--- BEGIN ---
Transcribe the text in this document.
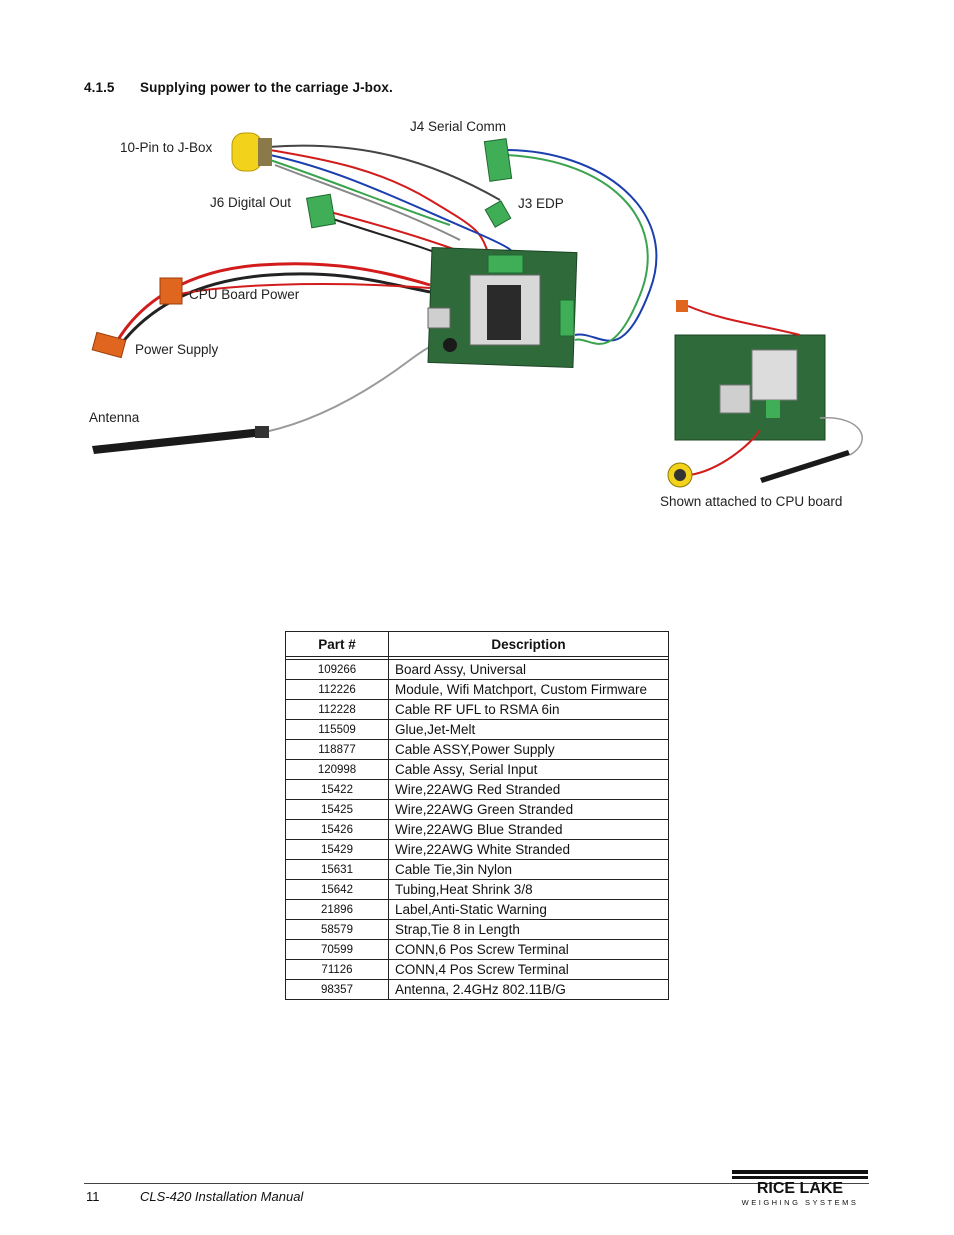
4.1.5 Supplying power to the carriage J-box.
10-Pin to J-Box
J4 Serial Comm
J6 Digital Out	J3 EDP
CPU Board Power
Power Supply
Antenna
Shown attached to CPU board
Part #	Description

109266	Board Assy, Universal
112226	Module, Wifi Matchport, Custom Firmware
112228	Cable RF UFL to RSMA 6in
115509	Glue,Jet-Melt
118877	Cable ASSY,Power Supply
120998	Cable Assy, Serial Input
15422	Wire,22AWG Red Stranded
15425	Wire,22AWG Green Stranded
15426	Wire,22AWG Blue Stranded
15429	Wire,22AWG White Stranded
15631	Cable Tie,3in Nylon
15642	Tubing,Heat Shrink 3/8
21896	Label,Anti-Static Warning
58579	Strap,Tie 8 in Length
70599	CONN,6 Pos Screw Terminal
71126	CONN,4 Pos Screw Terminal
98357	Antenna, 2.4GHz 802.11B/G
11	CLS-420 Installation Manual	RICE LAKE
WEIGHING SYSTEMS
--- END ---
* **Set task**
Restate the data above word for word. Skip every picture.

* **Correct response**
Transcribe the text in this document.
4.1.5 Supplying power to the carriage J-box.
10-Pin to J-Box
J4 Serial Comm
J6 Digital Out	J3 EDP
CPU Board Power
Power Supply
Antenna
Shown attached to CPU board
Part #	Description

109266	Board Assy, Universal
112226	Module, Wifi Matchport, Custom Firmware
112228	Cable RF UFL to RSMA 6in
115509	Glue,Jet-Melt
118877	Cable ASSY,Power Supply
120998	Cable Assy, Serial Input
15422	Wire,22AWG Red Stranded
15425	Wire,22AWG Green Stranded
15426	Wire,22AWG Blue Stranded
15429	Wire,22AWG White Stranded
15631	Cable Tie,3in Nylon
15642	Tubing,Heat Shrink 3/8
21896	Label,Anti-Static Warning
58579	Strap,Tie 8 in Length
70599	CONN,6 Pos Screw Terminal
71126	CONN,4 Pos Screw Terminal
98357	Antenna, 2.4GHz 802.11B/G
11	CLS-420 Installation Manual	RICE LAKE
WEIGHING SYSTEMS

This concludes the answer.